[Start]

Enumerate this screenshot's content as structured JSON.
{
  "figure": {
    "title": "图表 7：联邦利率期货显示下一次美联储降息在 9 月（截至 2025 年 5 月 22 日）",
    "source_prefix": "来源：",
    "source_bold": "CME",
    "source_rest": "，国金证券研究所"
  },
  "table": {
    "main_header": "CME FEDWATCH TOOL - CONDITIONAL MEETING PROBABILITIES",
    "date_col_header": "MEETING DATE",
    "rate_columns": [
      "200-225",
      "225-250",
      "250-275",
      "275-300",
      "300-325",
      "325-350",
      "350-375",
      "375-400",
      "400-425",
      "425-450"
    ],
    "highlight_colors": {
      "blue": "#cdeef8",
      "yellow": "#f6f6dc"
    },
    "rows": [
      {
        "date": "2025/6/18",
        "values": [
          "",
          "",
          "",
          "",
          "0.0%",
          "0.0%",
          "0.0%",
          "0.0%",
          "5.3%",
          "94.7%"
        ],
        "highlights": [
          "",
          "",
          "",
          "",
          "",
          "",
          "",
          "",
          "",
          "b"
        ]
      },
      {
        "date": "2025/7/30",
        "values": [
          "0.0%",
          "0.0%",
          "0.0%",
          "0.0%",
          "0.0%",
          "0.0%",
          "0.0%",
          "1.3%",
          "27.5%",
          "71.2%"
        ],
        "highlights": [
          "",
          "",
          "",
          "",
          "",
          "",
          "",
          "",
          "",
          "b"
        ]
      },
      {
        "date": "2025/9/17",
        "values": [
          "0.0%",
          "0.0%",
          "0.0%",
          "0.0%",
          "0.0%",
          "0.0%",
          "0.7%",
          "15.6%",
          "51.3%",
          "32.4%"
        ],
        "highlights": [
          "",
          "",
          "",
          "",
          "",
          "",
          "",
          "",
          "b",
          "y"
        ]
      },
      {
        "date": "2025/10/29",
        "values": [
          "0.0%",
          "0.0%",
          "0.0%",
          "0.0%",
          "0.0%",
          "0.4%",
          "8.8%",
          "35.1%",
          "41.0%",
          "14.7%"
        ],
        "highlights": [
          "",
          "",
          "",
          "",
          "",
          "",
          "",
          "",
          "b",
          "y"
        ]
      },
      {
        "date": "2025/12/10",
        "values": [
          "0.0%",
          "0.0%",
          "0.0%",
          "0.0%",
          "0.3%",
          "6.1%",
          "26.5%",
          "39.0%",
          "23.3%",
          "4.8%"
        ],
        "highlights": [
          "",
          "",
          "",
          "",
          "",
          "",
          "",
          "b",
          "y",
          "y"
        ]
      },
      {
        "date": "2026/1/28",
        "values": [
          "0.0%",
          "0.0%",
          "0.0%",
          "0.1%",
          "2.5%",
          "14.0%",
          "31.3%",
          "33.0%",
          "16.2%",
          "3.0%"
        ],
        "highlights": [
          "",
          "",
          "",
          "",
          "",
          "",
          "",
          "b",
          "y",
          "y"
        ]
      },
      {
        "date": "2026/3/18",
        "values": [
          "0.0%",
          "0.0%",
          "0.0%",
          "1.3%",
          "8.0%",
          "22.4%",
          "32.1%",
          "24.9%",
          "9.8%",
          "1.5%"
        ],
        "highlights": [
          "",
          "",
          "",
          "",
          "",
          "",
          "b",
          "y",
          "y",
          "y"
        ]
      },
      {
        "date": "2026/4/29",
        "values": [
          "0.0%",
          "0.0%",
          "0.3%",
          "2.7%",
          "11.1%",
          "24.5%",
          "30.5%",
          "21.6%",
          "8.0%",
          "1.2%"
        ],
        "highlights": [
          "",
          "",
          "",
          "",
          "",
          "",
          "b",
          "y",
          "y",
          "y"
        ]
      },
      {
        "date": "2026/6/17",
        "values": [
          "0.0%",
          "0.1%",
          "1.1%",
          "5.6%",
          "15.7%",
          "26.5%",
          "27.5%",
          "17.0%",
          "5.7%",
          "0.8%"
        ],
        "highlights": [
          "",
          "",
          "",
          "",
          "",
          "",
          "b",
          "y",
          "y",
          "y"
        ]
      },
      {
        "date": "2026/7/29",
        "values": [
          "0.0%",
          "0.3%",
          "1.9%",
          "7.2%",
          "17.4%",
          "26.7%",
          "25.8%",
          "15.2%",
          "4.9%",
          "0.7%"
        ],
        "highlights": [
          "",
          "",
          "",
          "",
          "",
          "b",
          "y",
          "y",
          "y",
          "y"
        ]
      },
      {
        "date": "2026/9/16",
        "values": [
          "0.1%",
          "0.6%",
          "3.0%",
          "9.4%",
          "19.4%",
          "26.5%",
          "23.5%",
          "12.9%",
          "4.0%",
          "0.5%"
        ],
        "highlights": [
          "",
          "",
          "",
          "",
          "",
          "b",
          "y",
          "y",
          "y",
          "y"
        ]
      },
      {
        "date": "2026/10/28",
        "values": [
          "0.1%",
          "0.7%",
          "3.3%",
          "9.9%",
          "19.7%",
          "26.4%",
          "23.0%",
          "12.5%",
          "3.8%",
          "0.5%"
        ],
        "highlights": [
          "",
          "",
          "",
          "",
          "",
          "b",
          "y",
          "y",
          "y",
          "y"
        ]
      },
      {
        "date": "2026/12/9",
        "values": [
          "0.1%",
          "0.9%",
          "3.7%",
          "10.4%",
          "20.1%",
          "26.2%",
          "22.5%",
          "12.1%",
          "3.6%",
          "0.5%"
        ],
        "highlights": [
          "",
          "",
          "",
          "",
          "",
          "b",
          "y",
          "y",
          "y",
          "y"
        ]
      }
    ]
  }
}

[End]

> [Exercise task]
Among the entries above, identify all lines with "MEETING" and copy them.

> [Response to the exercise]
    "main_header": "CME FEDWATCH TOOL - CONDITIONAL MEETING PROBABILITIES",
    "date_col_header": "MEETING DATE",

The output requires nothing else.